WRITTEN REQUEST: Your task is to give the number of lines in the listing that include "year", and nothing else.

━━━━━━

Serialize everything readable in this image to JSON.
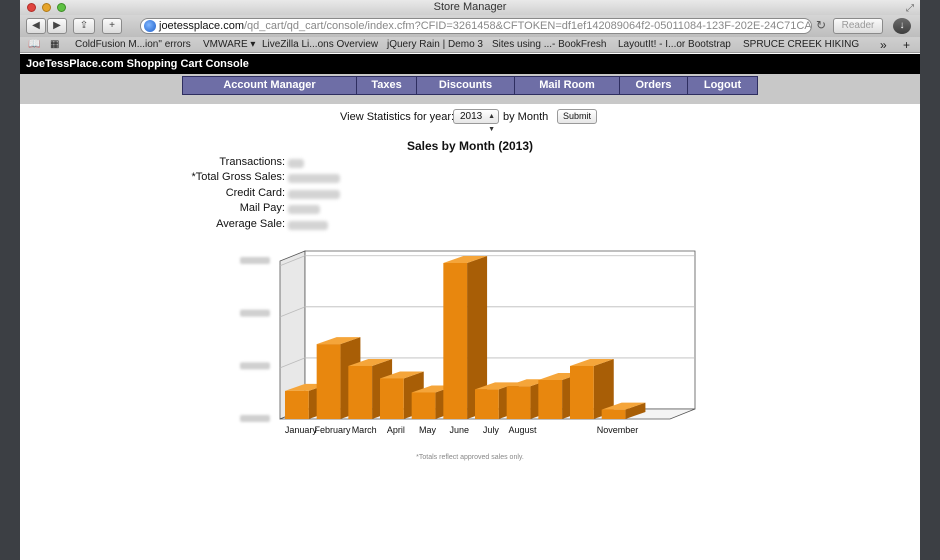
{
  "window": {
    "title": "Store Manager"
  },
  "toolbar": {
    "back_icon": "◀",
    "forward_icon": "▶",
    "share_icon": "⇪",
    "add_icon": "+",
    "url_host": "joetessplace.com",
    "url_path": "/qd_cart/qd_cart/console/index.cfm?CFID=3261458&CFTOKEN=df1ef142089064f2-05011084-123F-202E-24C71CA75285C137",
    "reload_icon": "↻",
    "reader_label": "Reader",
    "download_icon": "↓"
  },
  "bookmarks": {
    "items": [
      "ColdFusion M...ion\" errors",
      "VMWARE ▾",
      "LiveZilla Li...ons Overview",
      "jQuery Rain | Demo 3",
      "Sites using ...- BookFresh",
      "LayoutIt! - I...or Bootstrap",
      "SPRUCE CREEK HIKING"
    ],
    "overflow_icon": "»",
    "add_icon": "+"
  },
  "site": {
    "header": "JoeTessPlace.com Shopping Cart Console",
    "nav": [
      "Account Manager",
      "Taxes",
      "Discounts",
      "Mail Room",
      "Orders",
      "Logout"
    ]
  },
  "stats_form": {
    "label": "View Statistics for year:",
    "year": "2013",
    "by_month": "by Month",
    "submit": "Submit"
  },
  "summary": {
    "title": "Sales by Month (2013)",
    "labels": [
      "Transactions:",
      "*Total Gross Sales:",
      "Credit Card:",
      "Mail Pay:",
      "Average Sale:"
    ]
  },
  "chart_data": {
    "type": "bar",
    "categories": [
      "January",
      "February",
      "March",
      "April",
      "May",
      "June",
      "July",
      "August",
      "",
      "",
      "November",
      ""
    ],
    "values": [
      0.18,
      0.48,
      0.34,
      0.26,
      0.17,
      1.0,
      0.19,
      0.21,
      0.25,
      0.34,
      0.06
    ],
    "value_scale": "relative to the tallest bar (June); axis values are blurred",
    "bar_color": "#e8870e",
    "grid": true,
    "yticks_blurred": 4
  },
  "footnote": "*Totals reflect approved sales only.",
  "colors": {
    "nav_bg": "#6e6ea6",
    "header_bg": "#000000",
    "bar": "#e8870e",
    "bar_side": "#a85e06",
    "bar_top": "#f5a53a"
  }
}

━━━━━━

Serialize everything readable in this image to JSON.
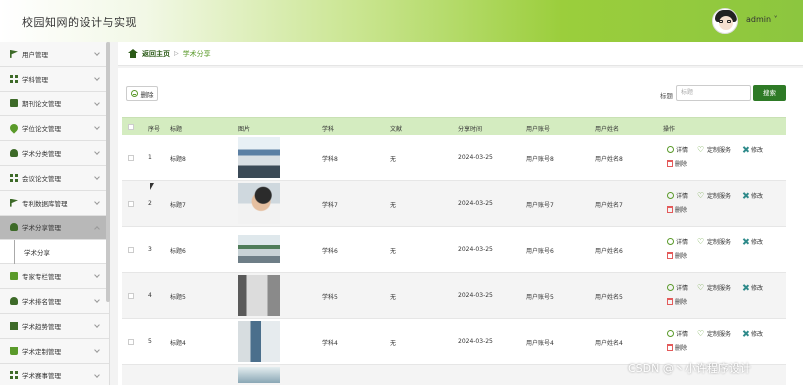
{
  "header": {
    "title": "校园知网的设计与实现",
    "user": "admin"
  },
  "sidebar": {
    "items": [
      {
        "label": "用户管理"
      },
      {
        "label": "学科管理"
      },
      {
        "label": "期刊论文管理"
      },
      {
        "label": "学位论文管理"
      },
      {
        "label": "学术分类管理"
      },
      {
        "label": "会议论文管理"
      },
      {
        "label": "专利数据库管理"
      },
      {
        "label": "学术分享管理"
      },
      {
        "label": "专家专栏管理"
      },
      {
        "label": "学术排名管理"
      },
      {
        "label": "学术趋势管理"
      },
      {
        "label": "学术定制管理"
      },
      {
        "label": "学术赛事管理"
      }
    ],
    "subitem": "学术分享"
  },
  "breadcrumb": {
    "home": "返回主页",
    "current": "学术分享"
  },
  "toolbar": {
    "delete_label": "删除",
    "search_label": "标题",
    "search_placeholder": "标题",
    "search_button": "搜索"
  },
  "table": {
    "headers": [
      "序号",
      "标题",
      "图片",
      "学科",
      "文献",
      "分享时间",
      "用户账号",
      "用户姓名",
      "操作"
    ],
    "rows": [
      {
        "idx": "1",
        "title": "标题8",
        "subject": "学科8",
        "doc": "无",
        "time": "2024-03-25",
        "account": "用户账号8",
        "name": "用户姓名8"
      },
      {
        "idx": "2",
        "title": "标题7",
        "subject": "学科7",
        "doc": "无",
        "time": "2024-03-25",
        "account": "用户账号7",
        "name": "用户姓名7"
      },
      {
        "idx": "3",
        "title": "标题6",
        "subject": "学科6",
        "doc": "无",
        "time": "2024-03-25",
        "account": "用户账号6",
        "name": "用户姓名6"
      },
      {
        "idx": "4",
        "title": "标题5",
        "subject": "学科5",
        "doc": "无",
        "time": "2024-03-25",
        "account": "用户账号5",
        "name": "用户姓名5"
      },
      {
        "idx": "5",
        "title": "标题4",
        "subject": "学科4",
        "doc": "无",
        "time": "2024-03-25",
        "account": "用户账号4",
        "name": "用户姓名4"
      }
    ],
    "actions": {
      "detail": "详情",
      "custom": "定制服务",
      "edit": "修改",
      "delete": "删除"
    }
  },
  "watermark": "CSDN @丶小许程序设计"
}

━━━━━━

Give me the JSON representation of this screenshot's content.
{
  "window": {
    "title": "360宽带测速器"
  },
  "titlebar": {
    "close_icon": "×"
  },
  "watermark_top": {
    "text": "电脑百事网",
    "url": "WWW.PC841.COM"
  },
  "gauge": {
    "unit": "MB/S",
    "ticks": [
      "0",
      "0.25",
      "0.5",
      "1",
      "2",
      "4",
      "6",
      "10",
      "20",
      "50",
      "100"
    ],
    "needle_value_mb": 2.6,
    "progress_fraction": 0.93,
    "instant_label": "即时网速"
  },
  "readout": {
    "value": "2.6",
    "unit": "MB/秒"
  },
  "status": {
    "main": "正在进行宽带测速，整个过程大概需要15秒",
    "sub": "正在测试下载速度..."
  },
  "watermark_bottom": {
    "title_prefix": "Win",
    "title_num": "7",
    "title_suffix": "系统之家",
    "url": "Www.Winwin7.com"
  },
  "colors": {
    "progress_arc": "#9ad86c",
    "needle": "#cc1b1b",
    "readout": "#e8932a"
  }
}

━━━━━━

SOLUTION TO THIS EXERCISE: 2